Data section
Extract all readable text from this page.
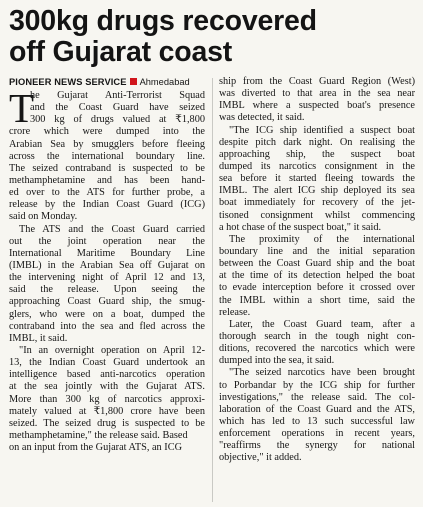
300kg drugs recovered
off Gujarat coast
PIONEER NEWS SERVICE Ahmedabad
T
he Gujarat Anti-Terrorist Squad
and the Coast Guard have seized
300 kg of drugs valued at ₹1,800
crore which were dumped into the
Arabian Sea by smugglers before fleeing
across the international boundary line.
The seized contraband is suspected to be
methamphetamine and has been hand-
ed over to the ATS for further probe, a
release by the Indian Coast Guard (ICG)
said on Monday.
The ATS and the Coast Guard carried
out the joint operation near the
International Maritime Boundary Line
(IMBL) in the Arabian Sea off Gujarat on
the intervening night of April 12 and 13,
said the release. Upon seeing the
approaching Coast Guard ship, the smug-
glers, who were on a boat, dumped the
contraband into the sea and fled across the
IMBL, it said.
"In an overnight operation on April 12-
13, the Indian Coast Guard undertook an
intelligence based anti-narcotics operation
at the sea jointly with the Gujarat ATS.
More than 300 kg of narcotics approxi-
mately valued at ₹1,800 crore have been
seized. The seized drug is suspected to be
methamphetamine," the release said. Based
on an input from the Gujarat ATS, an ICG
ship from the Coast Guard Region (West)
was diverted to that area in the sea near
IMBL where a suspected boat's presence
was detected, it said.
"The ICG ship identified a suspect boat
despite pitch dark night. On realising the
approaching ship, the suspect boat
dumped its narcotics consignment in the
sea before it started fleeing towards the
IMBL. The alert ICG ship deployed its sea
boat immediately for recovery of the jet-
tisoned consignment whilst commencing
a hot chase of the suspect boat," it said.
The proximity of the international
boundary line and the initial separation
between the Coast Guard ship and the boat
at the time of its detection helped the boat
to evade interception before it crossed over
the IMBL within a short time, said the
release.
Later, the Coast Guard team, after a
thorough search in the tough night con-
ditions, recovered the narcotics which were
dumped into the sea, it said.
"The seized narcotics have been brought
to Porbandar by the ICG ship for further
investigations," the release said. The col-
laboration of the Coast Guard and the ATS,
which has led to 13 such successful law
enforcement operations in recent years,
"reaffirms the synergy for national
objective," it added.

==

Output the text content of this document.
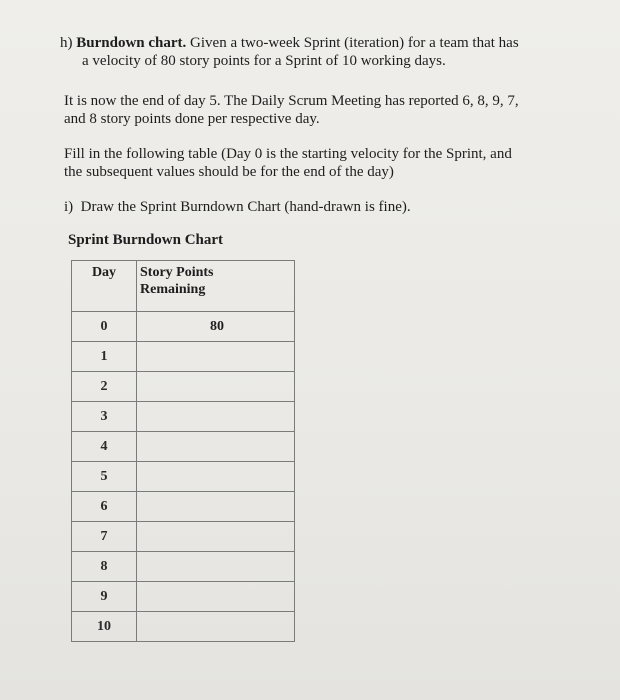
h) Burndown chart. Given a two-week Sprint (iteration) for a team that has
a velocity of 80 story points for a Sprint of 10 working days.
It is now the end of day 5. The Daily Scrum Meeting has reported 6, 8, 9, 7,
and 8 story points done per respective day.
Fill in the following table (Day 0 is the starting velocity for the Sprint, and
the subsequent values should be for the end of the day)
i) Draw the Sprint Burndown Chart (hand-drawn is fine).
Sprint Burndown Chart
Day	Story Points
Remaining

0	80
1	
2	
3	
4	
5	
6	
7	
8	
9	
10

* * *

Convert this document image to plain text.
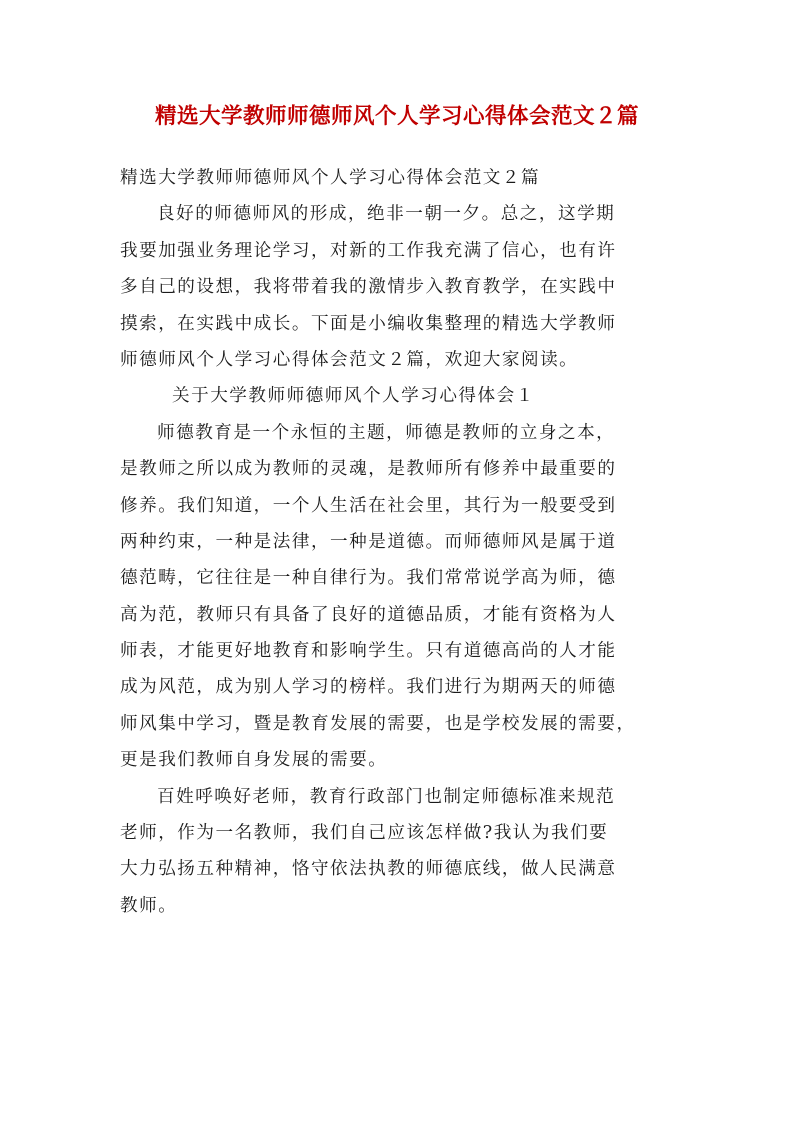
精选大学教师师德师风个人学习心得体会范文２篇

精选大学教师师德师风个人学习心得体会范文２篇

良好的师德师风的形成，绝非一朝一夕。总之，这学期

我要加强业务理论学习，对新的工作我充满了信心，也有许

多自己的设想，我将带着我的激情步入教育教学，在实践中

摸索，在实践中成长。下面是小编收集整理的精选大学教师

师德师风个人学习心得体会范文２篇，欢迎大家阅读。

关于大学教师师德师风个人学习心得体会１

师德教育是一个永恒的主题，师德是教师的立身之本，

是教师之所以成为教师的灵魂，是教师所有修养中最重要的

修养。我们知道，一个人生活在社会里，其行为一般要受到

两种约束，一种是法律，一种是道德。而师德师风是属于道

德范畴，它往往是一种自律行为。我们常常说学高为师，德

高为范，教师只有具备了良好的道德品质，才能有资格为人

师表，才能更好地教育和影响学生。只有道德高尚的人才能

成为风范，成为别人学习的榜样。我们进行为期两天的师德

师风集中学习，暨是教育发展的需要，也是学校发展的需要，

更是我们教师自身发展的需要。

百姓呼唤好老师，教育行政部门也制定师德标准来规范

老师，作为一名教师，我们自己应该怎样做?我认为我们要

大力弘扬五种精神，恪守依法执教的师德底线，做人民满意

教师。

What you need to do
From the records above, pick out and copy each line holding the word "which".

Task response
crore which were dumped into the
ditions, recovered the narcotics which were
which has led to 13 such successful law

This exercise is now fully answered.